──────── Task material ────────

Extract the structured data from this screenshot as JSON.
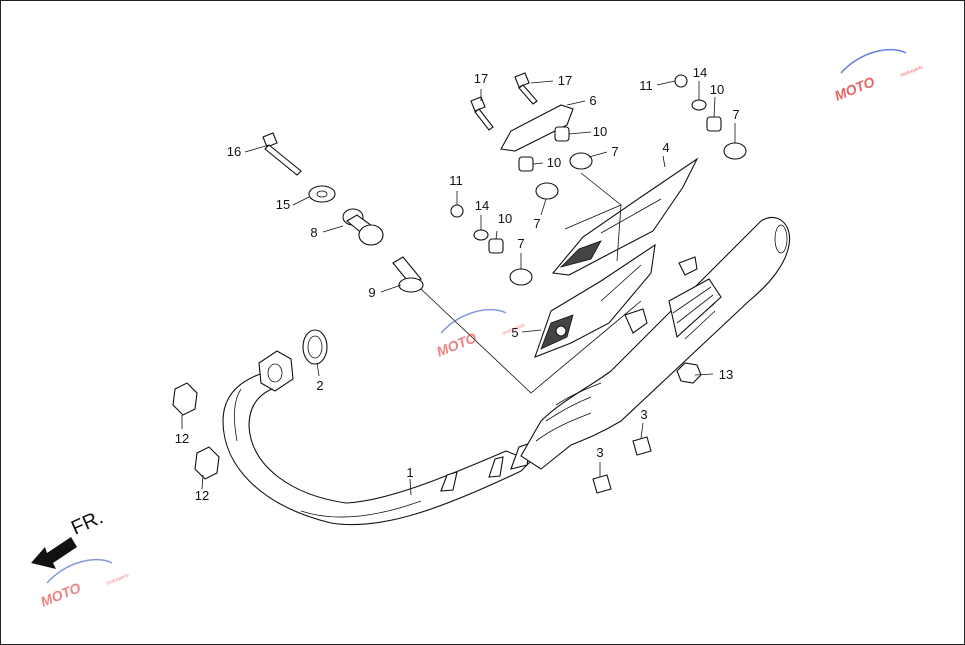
{
  "callouts": {
    "c1": "1",
    "c2": "2",
    "c3a": "3",
    "c3b": "3",
    "c4": "4",
    "c5": "5",
    "c6": "6",
    "c7a": "7",
    "c7b": "7",
    "c7c": "7",
    "c7d": "7",
    "c8": "8",
    "c9": "9",
    "c10a": "10",
    "c10b": "10",
    "c10c": "10",
    "c10d": "10",
    "c11a": "11",
    "c11b": "11",
    "c12a": "12",
    "c12b": "12",
    "c13": "13",
    "c14a": "14",
    "c14b": "14",
    "c15": "15",
    "c16": "16",
    "c17a": "17",
    "c17b": "17"
  },
  "direction": {
    "label": "FR."
  },
  "watermark": {
    "brand": "MOTO",
    "tagline": "motorparts"
  },
  "colors": {
    "ink": "#111111",
    "watermark_red": "#e03030",
    "watermark_blue": "#3355cc"
  },
  "icons": {
    "direction": "arrow-left-icon"
  }
}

────────

Given task
Locate each line with the word "direction" and copy it.

Full solution
  "direction": {
    "direction": "arrow-left-icon"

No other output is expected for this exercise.